(Stored dataset items)
################

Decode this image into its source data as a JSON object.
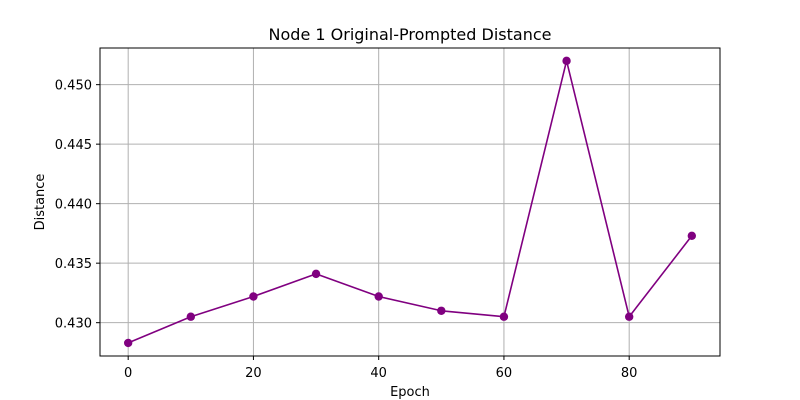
{
  "chart_data": {
    "type": "line",
    "title": "Node 1 Original-Prompted Distance",
    "xlabel": "Epoch",
    "ylabel": "Distance",
    "x": [
      0,
      10,
      20,
      30,
      40,
      50,
      60,
      70,
      80,
      90
    ],
    "series": [
      {
        "values": [
          0.4283,
          0.4305,
          0.4322,
          0.4341,
          0.4322,
          0.431,
          0.4305,
          0.452,
          0.4305,
          0.4373
        ],
        "color": "#800080",
        "marker": "circle"
      }
    ],
    "xticks": [
      0,
      20,
      40,
      60,
      80
    ],
    "xtick_labels": [
      "0",
      "20",
      "40",
      "60",
      "80"
    ],
    "yticks": [
      0.43,
      0.435,
      0.44,
      0.445,
      0.45
    ],
    "ytick_labels": [
      "0.430",
      "0.435",
      "0.440",
      "0.445",
      "0.450"
    ],
    "xlim": [
      -4.5,
      94.5
    ],
    "ylim": [
      0.4272,
      0.45308
    ],
    "grid": true,
    "legend": false
  }
}
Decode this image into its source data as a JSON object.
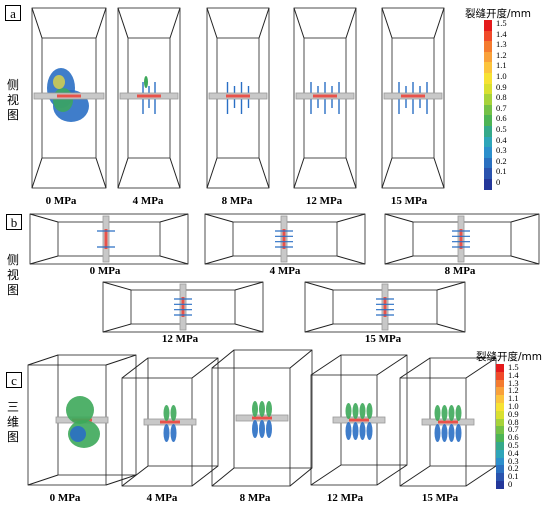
{
  "panels": {
    "a": {
      "label": "a",
      "side_text": [
        "侧",
        "视",
        "图"
      ],
      "captions": [
        "0 MPa",
        "4 MPa",
        "8 MPa",
        "12 MPa",
        "15 MPa"
      ]
    },
    "b": {
      "label": "b",
      "side_text": [
        "侧",
        "视",
        "图"
      ],
      "captions_row1": [
        "0 MPa",
        "4 MPa",
        "8 MPa"
      ],
      "captions_row2": [
        "12 MPa",
        "15 MPa"
      ]
    },
    "c": {
      "label": "c",
      "side_text": [
        "三",
        "维",
        "图"
      ],
      "captions": [
        "0 MPa",
        "4 MPa",
        "8 MPa",
        "12 MPa",
        "15 MPa"
      ]
    }
  },
  "legend": {
    "title": "裂缝开度/mm",
    "ticks": [
      "1.5",
      "1.4",
      "1.3",
      "1.2",
      "1.1",
      "1.0",
      "0.9",
      "0.8",
      "0.7",
      "0.6",
      "0.5",
      "0.4",
      "0.3",
      "0.2",
      "0.1",
      "0"
    ],
    "colors": [
      "#e41a1c",
      "#f04a2a",
      "#f47b2f",
      "#f9a13a",
      "#fcc43d",
      "#f7e233",
      "#d9e030",
      "#a7d33a",
      "#74c147",
      "#4db455",
      "#35a98a",
      "#2ea5b9",
      "#2c8fcc",
      "#2a70c0",
      "#2a53ae",
      "#23379a"
    ]
  },
  "colors": {
    "fracture_dense": "#3da85a",
    "fracture_blue": "#2a6fc4",
    "perforation": "#e8524a",
    "wellbore": "#c8c8c8"
  }
}
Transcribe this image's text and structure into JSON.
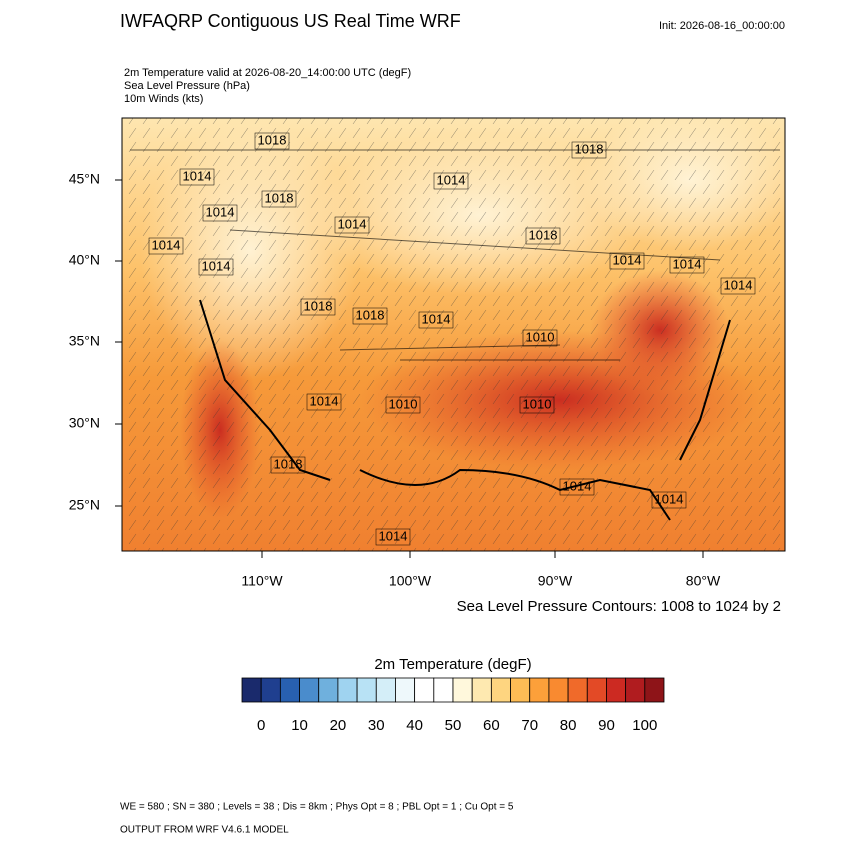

################

WHAT IS BEING ASKED =
Return the whole listing, word for word, and leave out every picture.

ANSWER TO THE TASK =
Decode this image into its source data as a JSON object.
{
  "chart_data": {
    "type": "line",
    "title": "Node 1 Original-Prompted Distance",
    "xlabel": "Epoch",
    "ylabel": "Distance",
    "x": [
      0,
      10,
      20,
      30,
      40,
      50,
      60,
      70,
      80,
      90
    ],
    "series": [
      {
        "values": [
          0.4283,
          0.4305,
          0.4322,
          0.4341,
          0.4322,
          0.431,
          0.4305,
          0.452,
          0.4305,
          0.4373
        ],
        "color": "#800080",
        "marker": "circle"
      }
    ],
    "xticks": [
      0,
      20,
      40,
      60,
      80
    ],
    "xtick_labels": [
      "0",
      "20",
      "40",
      "60",
      "80"
    ],
    "yticks": [
      0.43,
      0.435,
      0.44,
      0.445,
      0.45
    ],
    "ytick_labels": [
      "0.430",
      "0.435",
      "0.440",
      "0.445",
      "0.450"
    ],
    "xlim": [
      -4.5,
      94.5
    ],
    "ylim": [
      0.4272,
      0.45308
    ],
    "grid": true,
    "legend": false
  }
}
Decode this image into its source data as a JSON object.
{
  "panels": {
    "a": {
      "label": "a",
      "side_text": [
        "侧",
        "视",
        "图"
      ],
      "captions": [
        "0 MPa",
        "4 MPa",
        "8 MPa",
        "12 MPa",
        "15 MPa"
      ]
    },
    "b": {
      "label": "b",
      "side_text": [
        "侧",
        "视",
        "图"
      ],
      "captions_row1": [
        "0 MPa",
        "4 MPa",
        "8 MPa"
      ],
      "captions_row2": [
        "12 MPa",
        "15 MPa"
      ]
    },
    "c": {
      "label": "c",
      "side_text": [
        "三",
        "维",
        "图"
      ],
      "captions": [
        "0 MPa",
        "4 MPa",
        "8 MPa",
        "12 MPa",
        "15 MPa"
      ]
    }
  },
  "legend": {
    "title": "裂缝开度/mm",
    "ticks": [
      "1.5",
      "1.4",
      "1.3",
      "1.2",
      "1.1",
      "1.0",
      "0.9",
      "0.8",
      "0.7",
      "0.6",
      "0.5",
      "0.4",
      "0.3",
      "0.2",
      "0.1",
      "0"
    ],
    "colors": [
      "#e41a1c",
      "#f04a2a",
      "#f47b2f",
      "#f9a13a",
      "#fcc43d",
      "#f7e233",
      "#d9e030",
      "#a7d33a",
      "#74c147",
      "#4db455",
      "#35a98a",
      "#2ea5b9",
      "#2c8fcc",
      "#2a70c0",
      "#2a53ae",
      "#23379a"
    ]
  },
  "colors": {
    "fracture_dense": "#3da85a",
    "fracture_blue": "#2a6fc4",
    "perforation": "#e8524a",
    "wellbore": "#c8c8c8"
  }
}
Transcribe this image's text and structure into JSON.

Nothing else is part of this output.